# The task
Omit the pictures and output every entry below exactly as written.

# Records supplied
------------------------------------------------

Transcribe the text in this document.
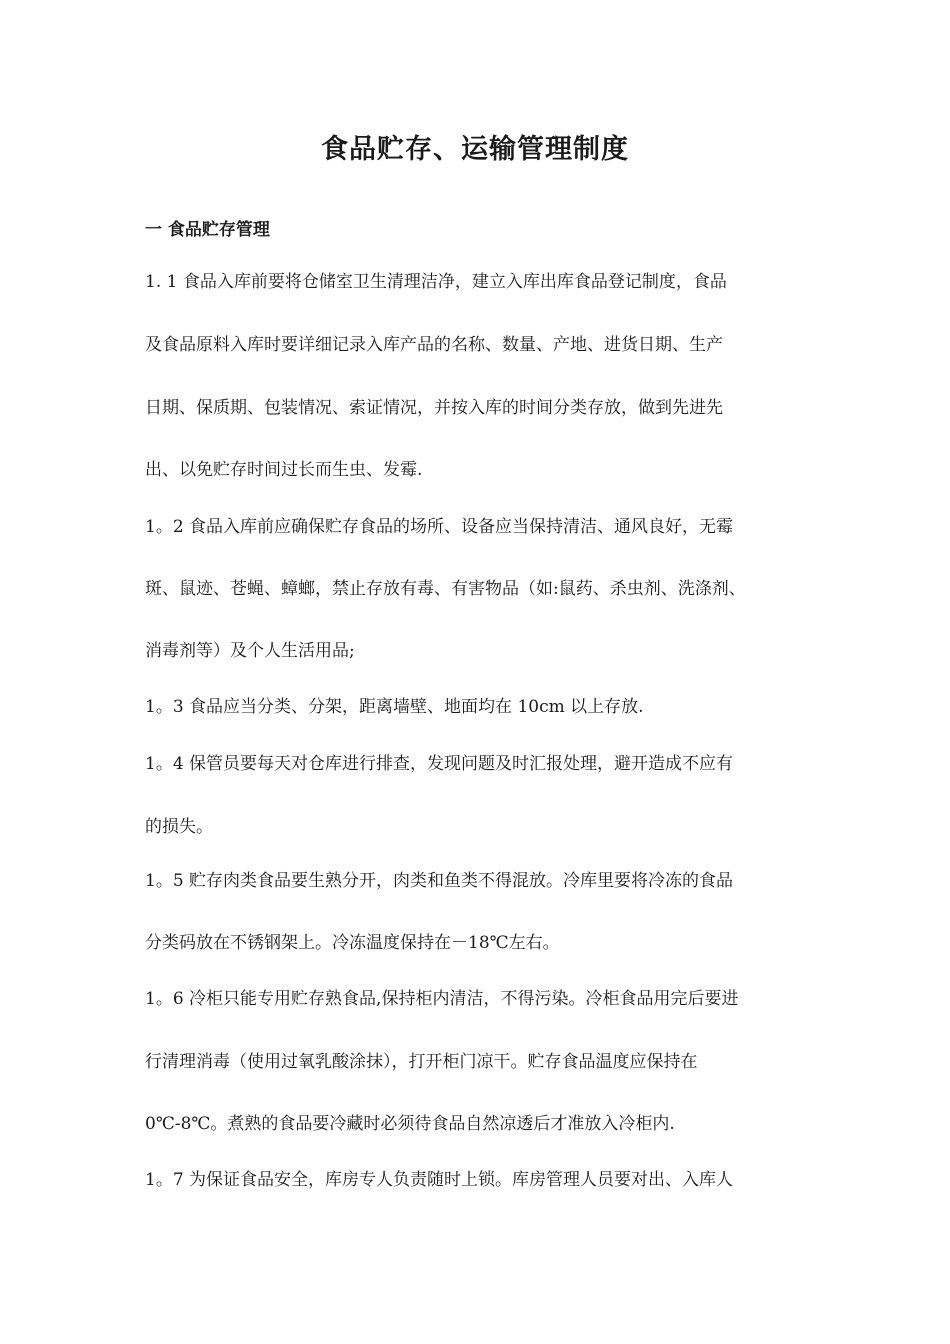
食品贮存、运输管理制度
一 食品贮存管理

1. 1 食品入库前要将仓储室卫生清理洁净，建立入库出库食品登记制度，食品

及食品原料入库时要详细记录入库产品的名称、数量、产地、进货日期、生产

日期、保质期、包装情况、索证情况，并按入库的时间分类存放，做到先进先

出、以免贮存时间过长而生虫、发霉.

1。2 食品入库前应确保贮存食品的场所、设备应当保持清洁、通风良好，无霉

斑、鼠迹、苍蝇、蟑螂，禁止存放有毒、有害物品（如:鼠药、杀虫剂、洗涤剂、

消毒剂等）及个人生活用品;

1。3 食品应当分类、分架，距离墙壁、地面均在 10cm 以上存放.

1。4 保管员要每天对仓库进行排查，发现问题及时汇报处理，避开造成不应有

的损失。

1。5 贮存肉类食品要生熟分开，肉类和鱼类不得混放。冷库里要将冷冻的食品

分类码放在不锈钢架上。冷冻温度保持在－18℃左右。

1。6 冷柜只能专用贮存熟食品,保持柜内清洁，不得污染。冷柜食品用完后要进

行清理消毒（使用过氧乳酸涂抹），打开柜门凉干。贮存食品温度应保持在

0℃-8℃。煮熟的食品要冷藏时必须待食品自然凉透后才准放入冷柜内.

1。7 为保证食品安全，库房专人负责随时上锁。库房管理人员要对出、入库人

------------------------------------------------

# Worked solution
Transcribe the text in this document.
食品贮存、运输管理制度
一 食品贮存管理

1. 1 食品入库前要将仓储室卫生清理洁净，建立入库出库食品登记制度，食品

及食品原料入库时要详细记录入库产品的名称、数量、产地、进货日期、生产

日期、保质期、包装情况、索证情况，并按入库的时间分类存放，做到先进先

出、以免贮存时间过长而生虫、发霉.

1。2 食品入库前应确保贮存食品的场所、设备应当保持清洁、通风良好，无霉

斑、鼠迹、苍蝇、蟑螂，禁止存放有毒、有害物品（如:鼠药、杀虫剂、洗涤剂、

消毒剂等）及个人生活用品;

1。3 食品应当分类、分架，距离墙壁、地面均在 10cm 以上存放.

1。4 保管员要每天对仓库进行排查，发现问题及时汇报处理，避开造成不应有

的损失。

1。5 贮存肉类食品要生熟分开，肉类和鱼类不得混放。冷库里要将冷冻的食品

分类码放在不锈钢架上。冷冻温度保持在－18℃左右。

1。6 冷柜只能专用贮存熟食品,保持柜内清洁，不得污染。冷柜食品用完后要进

行清理消毒（使用过氧乳酸涂抹），打开柜门凉干。贮存食品温度应保持在

0℃-8℃。煮熟的食品要冷藏时必须待食品自然凉透后才准放入冷柜内.

1。7 为保证食品安全，库房专人负责随时上锁。库房管理人员要对出、入库人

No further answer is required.